__What is required__: Track down each line that has the word "structured" and copy it.

__Records excerpted from a collection__:
========

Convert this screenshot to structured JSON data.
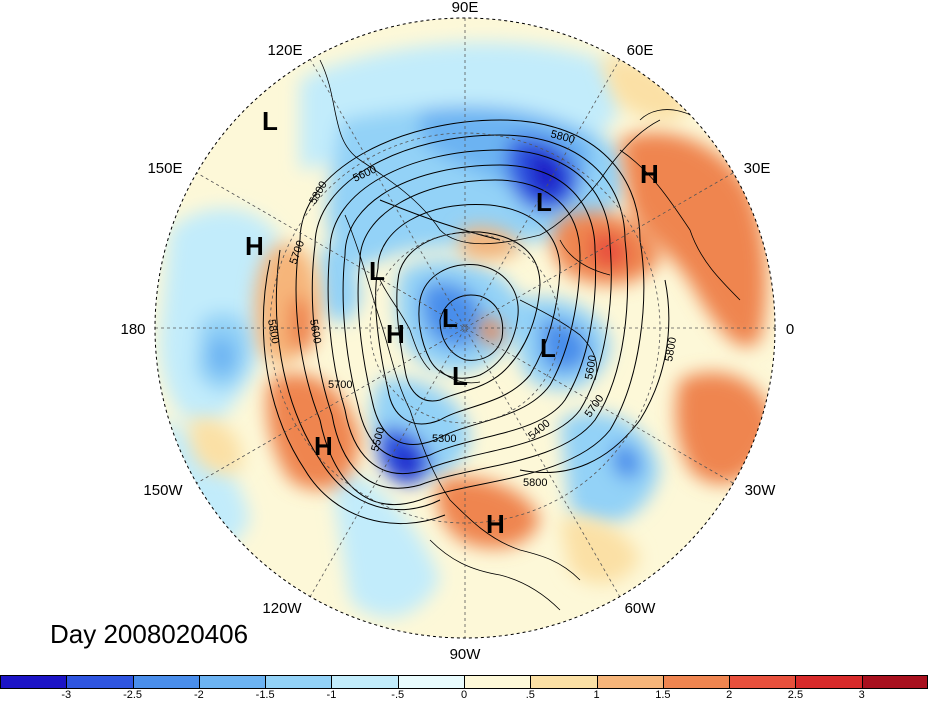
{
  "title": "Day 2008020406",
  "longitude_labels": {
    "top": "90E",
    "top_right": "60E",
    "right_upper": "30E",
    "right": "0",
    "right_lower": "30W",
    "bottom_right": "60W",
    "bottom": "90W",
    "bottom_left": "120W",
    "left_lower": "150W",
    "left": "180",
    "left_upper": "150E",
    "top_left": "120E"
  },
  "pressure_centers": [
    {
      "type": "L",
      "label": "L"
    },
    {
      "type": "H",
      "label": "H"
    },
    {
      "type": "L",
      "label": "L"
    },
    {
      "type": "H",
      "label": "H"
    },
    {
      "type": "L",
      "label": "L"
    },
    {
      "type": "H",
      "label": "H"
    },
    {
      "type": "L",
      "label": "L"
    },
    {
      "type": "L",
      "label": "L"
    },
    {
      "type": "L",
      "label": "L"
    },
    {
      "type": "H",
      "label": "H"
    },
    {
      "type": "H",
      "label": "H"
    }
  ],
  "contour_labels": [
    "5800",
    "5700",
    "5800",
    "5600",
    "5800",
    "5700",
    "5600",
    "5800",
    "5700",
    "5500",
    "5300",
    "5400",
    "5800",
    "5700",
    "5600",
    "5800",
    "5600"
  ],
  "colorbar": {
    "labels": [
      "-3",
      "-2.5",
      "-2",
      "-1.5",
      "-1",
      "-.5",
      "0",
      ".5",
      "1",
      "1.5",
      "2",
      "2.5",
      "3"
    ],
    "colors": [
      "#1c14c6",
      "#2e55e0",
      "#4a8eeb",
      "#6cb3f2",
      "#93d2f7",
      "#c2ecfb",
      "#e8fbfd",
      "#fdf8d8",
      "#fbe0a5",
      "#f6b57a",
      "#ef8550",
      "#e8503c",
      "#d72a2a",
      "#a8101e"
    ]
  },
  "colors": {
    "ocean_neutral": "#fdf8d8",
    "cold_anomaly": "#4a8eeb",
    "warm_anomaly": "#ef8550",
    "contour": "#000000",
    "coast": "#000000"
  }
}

========

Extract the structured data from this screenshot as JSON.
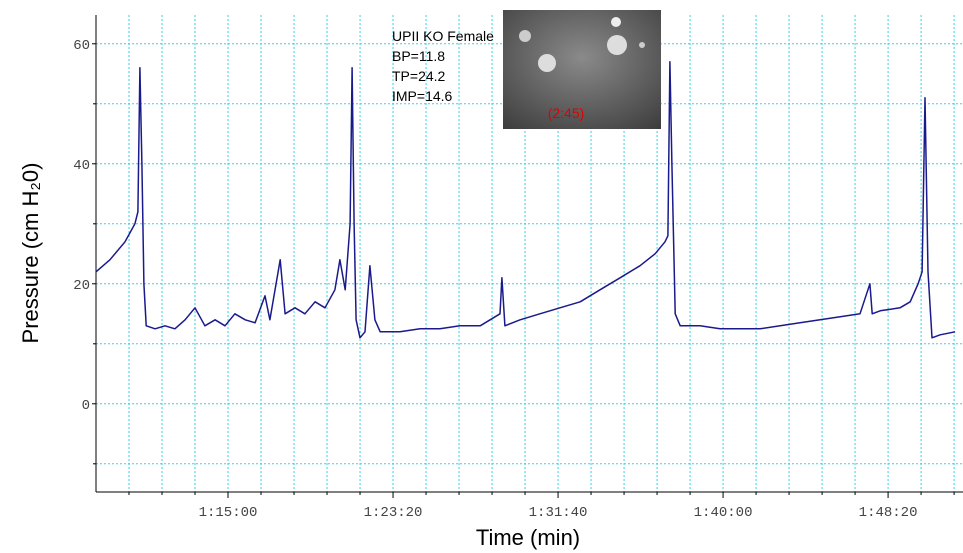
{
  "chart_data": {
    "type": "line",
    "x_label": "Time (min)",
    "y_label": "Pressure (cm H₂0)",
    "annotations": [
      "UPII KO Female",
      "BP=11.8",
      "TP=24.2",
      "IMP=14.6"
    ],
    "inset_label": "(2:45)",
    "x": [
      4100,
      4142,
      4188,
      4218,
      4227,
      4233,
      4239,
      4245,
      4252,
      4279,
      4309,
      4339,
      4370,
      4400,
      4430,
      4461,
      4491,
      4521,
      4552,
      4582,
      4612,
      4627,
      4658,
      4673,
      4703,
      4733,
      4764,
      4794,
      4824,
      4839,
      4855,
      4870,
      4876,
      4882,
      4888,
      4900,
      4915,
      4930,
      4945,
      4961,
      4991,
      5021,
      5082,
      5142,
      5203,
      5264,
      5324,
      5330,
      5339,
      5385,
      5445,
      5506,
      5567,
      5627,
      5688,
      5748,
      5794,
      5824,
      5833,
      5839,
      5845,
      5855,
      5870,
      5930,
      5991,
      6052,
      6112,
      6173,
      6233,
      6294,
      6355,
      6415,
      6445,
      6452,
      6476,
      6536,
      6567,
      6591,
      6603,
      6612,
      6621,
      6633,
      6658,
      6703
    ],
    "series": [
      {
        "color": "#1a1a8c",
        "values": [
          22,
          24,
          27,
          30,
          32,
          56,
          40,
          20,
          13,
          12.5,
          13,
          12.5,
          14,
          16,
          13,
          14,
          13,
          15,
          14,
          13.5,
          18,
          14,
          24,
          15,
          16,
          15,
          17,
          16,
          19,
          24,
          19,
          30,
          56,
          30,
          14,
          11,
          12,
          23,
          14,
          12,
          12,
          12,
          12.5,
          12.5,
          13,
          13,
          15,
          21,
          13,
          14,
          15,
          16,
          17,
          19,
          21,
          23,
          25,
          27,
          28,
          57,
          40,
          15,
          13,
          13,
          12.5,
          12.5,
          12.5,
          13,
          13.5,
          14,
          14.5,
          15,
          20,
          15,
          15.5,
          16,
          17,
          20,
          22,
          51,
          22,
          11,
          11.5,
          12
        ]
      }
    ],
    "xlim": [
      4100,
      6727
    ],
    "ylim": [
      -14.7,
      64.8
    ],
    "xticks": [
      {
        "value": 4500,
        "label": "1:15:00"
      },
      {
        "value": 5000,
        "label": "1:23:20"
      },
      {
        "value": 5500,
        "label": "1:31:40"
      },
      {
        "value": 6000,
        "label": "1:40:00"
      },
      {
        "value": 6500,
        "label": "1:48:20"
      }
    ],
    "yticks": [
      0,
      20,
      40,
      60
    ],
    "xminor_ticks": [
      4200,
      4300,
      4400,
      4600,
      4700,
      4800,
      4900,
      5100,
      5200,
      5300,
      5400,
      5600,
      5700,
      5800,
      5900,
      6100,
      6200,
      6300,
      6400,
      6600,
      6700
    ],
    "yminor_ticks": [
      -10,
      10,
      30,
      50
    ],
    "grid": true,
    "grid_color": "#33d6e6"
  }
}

========

__The completed task__:
Convert this screenshot to structured JSON data.
Extract the structured data from this screenshot as JSON.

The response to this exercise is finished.